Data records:
-----
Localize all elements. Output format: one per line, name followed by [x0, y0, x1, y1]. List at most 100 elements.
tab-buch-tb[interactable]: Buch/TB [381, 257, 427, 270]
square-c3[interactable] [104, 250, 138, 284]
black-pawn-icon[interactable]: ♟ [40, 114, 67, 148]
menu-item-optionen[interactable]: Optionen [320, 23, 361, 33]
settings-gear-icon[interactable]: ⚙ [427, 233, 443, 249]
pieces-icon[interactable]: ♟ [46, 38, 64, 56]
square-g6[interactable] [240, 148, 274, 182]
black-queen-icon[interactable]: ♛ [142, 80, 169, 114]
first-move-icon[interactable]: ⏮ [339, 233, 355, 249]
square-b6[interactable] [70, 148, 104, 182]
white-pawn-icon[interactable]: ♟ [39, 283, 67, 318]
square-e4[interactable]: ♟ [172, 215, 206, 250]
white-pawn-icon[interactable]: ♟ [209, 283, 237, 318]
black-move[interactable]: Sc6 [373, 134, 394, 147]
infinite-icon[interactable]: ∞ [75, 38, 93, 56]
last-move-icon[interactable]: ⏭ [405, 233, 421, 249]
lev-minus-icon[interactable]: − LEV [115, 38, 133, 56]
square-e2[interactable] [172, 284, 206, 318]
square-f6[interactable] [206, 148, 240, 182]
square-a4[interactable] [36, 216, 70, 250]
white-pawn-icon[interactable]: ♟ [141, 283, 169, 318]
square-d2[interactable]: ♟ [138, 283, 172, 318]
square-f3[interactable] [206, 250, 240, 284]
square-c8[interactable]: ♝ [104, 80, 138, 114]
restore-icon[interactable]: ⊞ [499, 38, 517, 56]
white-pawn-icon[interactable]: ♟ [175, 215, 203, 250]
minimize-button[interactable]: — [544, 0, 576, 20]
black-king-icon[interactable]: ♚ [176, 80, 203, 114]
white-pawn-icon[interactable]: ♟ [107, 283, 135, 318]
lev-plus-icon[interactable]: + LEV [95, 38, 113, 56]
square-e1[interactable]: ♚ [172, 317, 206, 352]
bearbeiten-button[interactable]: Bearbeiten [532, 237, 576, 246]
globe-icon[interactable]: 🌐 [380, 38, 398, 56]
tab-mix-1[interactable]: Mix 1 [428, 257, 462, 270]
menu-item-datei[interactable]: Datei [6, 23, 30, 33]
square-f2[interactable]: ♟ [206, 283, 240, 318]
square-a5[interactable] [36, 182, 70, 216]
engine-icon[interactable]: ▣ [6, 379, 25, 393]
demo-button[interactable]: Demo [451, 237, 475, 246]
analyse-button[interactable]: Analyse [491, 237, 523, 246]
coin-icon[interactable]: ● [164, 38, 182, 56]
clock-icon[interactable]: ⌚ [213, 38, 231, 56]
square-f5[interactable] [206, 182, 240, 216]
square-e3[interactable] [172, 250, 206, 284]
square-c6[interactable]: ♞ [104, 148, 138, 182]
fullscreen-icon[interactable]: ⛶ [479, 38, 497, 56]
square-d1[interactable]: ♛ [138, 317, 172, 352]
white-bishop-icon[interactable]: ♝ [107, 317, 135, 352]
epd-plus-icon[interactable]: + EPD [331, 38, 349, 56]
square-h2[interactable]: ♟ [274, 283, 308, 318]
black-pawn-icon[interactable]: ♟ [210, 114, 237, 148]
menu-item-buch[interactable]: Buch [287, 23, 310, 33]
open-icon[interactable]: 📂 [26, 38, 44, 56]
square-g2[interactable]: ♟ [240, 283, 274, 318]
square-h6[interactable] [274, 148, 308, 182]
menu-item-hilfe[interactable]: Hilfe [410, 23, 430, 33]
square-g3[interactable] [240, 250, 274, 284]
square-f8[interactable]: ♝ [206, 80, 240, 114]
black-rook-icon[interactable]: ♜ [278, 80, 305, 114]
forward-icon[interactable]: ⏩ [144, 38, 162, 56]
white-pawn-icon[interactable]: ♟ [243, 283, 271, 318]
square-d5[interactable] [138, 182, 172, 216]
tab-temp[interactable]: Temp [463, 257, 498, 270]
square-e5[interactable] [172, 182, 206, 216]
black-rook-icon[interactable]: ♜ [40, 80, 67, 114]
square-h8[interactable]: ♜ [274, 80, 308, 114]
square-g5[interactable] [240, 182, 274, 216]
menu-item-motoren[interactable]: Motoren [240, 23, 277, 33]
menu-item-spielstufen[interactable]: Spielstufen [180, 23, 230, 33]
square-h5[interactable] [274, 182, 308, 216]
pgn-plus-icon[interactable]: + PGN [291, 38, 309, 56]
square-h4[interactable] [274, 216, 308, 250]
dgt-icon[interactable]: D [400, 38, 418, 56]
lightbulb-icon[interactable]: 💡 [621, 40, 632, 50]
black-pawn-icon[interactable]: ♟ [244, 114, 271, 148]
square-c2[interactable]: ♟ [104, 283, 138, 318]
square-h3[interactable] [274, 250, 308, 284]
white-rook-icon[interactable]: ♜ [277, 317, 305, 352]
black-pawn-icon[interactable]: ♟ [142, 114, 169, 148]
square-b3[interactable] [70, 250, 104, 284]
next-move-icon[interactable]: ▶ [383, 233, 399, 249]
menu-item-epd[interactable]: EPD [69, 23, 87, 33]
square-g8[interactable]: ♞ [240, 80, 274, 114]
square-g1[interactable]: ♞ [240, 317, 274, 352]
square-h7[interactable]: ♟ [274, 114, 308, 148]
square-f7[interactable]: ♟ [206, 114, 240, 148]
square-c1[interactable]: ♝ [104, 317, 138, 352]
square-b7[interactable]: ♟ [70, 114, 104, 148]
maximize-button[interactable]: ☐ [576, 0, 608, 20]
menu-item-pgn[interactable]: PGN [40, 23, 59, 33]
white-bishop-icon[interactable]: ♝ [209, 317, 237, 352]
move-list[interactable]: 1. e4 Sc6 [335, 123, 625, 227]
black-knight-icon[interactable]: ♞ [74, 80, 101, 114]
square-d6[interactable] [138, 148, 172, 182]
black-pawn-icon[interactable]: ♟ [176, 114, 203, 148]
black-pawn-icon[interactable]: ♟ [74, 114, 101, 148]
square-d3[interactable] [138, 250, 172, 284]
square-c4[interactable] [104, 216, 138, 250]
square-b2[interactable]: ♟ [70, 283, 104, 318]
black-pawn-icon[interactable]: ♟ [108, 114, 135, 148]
-----
Render every line of the listing above as a JSON list of strings, one string per line, and leave out blank lines.

| SOLUTION TO THIS PROBLEM |
[
  "Localize all elements. Output format: one per line, name followed by [x0, y0, x1, y1]. List at most 100 elements.",
  "tab-buch-tb[interactable]: Buch/TB [381, 257, 427, 270]",
  "square-c3[interactable] [104, 250, 138, 284]",
  "black-pawn-icon[interactable]: ♟ [40, 114, 67, 148]",
  "menu-item-optionen[interactable]: Optionen [320, 23, 361, 33]",
  "settings-gear-icon[interactable]: ⚙ [427, 233, 443, 249]",
  "pieces-icon[interactable]: ♟ [46, 38, 64, 56]",
  "square-g6[interactable] [240, 148, 274, 182]",
  "black-queen-icon[interactable]: ♛ [142, 80, 169, 114]",
  "first-move-icon[interactable]: ⏮ [339, 233, 355, 249]",
  "square-b6[interactable] [70, 148, 104, 182]",
  "white-pawn-icon[interactable]: ♟ [39, 283, 67, 318]",
  "square-e4[interactable]: ♟ [172, 215, 206, 250]",
  "white-pawn-icon[interactable]: ♟ [209, 283, 237, 318]",
  "black-move[interactable]: Sc6 [373, 134, 394, 147]",
  "infinite-icon[interactable]: ∞ [75, 38, 93, 56]",
  "last-move-icon[interactable]: ⏭ [405, 233, 421, 249]",
  "lev-minus-icon[interactable]: − LEV [115, 38, 133, 56]",
  "square-e2[interactable] [172, 284, 206, 318]",
  "square-f6[interactable] [206, 148, 240, 182]",
  "square-a4[interactable] [36, 216, 70, 250]",
  "white-pawn-icon[interactable]: ♟ [141, 283, 169, 318]",
  "square-d2[interactable]: ♟ [138, 283, 172, 318]",
  "square-f3[interactable] [206, 250, 240, 284]",
  "square-c8[interactable]: ♝ [104, 80, 138, 114]",
  "restore-icon[interactable]: ⊞ [499, 38, 517, 56]",
  "white-pawn-icon[interactable]: ♟ [175, 215, 203, 250]",
  "minimize-button[interactable]: — [544, 0, 576, 20]",
  "black-king-icon[interactable]: ♚ [176, 80, 203, 114]",
  "white-pawn-icon[interactable]: ♟ [107, 283, 135, 318]",
  "lev-plus-icon[interactable]: + LEV [95, 38, 113, 56]",
  "square-e1[interactable]: ♚ [172, 317, 206, 352]",
  "bearbeiten-button[interactable]: Bearbeiten [532, 237, 576, 246]",
  "globe-icon[interactable]: 🌐 [380, 38, 398, 56]",
  "tab-mix-1[interactable]: Mix 1 [428, 257, 462, 270]",
  "menu-item-datei[interactable]: Datei [6, 23, 30, 33]",
  "square-f2[interactable]: ♟ [206, 283, 240, 318]",
  "square-a5[interactable] [36, 182, 70, 216]",
  "engine-icon[interactable]: ▣ [6, 379, 25, 393]",
  "demo-button[interactable]: Demo [451, 237, 475, 246]",
  "analyse-button[interactable]: Analyse [491, 237, 523, 246]",
  "coin-icon[interactable]: ● [164, 38, 182, 56]",
  "clock-icon[interactable]: ⌚ [213, 38, 231, 56]",
  "square-f5[interactable] [206, 182, 240, 216]",
  "square-e3[interactable] [172, 250, 206, 284]",
  "square-c6[interactable]: ♞ [104, 148, 138, 182]",
  "fullscreen-icon[interactable]: ⛶ [479, 38, 497, 56]",
  "square-d1[interactable]: ♛ [138, 317, 172, 352]",
  "white-bishop-icon[interactable]: ♝ [107, 317, 135, 352]",
  "epd-plus-icon[interactable]: + EPD [331, 38, 349, 56]",
  "square-h2[interactable]: ♟ [274, 283, 308, 318]",
  "black-pawn-icon[interactable]: ♟ [210, 114, 237, 148]",
  "menu-item-buch[interactable]: Buch [287, 23, 310, 33]",
  "open-icon[interactable]: 📂 [26, 38, 44, 56]",
  "square-g2[interactable]: ♟ [240, 283, 274, 318]",
  "square-h6[interactable] [274, 148, 308, 182]",
  "menu-item-hilfe[interactable]: Hilfe [410, 23, 430, 33]",
  "square-g3[interactable] [240, 250, 274, 284]",
  "square-f8[interactable]: ♝ [206, 80, 240, 114]",
  "black-rook-icon[interactable]: ♜ [278, 80, 305, 114]",
  "forward-icon[interactable]: ⏩ [144, 38, 162, 56]",
  "white-pawn-icon[interactable]: ♟ [243, 283, 271, 318]",
  "square-d5[interactable] [138, 182, 172, 216]",
  "tab-temp[interactable]: Temp [463, 257, 498, 270]",
  "square-e5[interactable] [172, 182, 206, 216]",
  "black-rook-icon[interactable]: ♜ [40, 80, 67, 114]",
  "square-h8[interactable]: ♜ [274, 80, 308, 114]",
  "square-g5[interactable] [240, 182, 274, 216]",
  "menu-item-motoren[interactable]: Motoren [240, 23, 277, 33]",
  "menu-item-spielstufen[interactable]: Spielstufen [180, 23, 230, 33]",
  "square-h5[interactable] [274, 182, 308, 216]",
  "pgn-plus-icon[interactable]: + PGN [291, 38, 309, 56]",
  "square-h4[interactable] [274, 216, 308, 250]",
  "dgt-icon[interactable]: D [400, 38, 418, 56]",
  "lightbulb-icon[interactable]: 💡 [621, 40, 632, 50]",
  "black-pawn-icon[interactable]: ♟ [244, 114, 271, 148]",
  "square-c2[interactable]: ♟ [104, 283, 138, 318]",
  "square-h3[interactable] [274, 250, 308, 284]",
  "white-rook-icon[interactable]: ♜ [277, 317, 305, 352]",
  "black-pawn-icon[interactable]: ♟ [142, 114, 169, 148]",
  "square-b3[interactable] [70, 250, 104, 284]",
  "next-move-icon[interactable]: ▶ [383, 233, 399, 249]",
  "menu-item-epd[interactable]: EPD [69, 23, 87, 33]",
  "square-g8[interactable]: ♞ [240, 80, 274, 114]",
  "square-g1[interactable]: ♞ [240, 317, 274, 352]",
  "square-h7[interactable]: ♟ [274, 114, 308, 148]",
  "square-f7[interactable]: ♟ [206, 114, 240, 148]",
  "square-c1[interactable]: ♝ [104, 317, 138, 352]",
  "square-b7[interactable]: ♟ [70, 114, 104, 148]",
  "maximize-button[interactable]: ☐ [576, 0, 608, 20]",
  "menu-item-pgn[interactable]: PGN [40, 23, 59, 33]",
  "white-bishop-icon[interactable]: ♝ [209, 317, 237, 352]",
  "move-list[interactable]: 1. e4 Sc6 [335, 123, 625, 227]",
  "black-knight-icon[interactable]: ♞ [74, 80, 101, 114]",
  "square-d6[interactable] [138, 148, 172, 182]",
  "black-pawn-icon[interactable]: ♟ [176, 114, 203, 148]",
  "black-pawn-icon[interactable]: ♟ [74, 114, 101, 148]",
  "square-d3[interactable] [138, 250, 172, 284]",
  "square-c4[interactable] [104, 216, 138, 250]",
  "square-b2[interactable]: ♟ [70, 283, 104, 318]",
  "black-pawn-icon[interactable]: ♟ [108, 114, 135, 148]"
]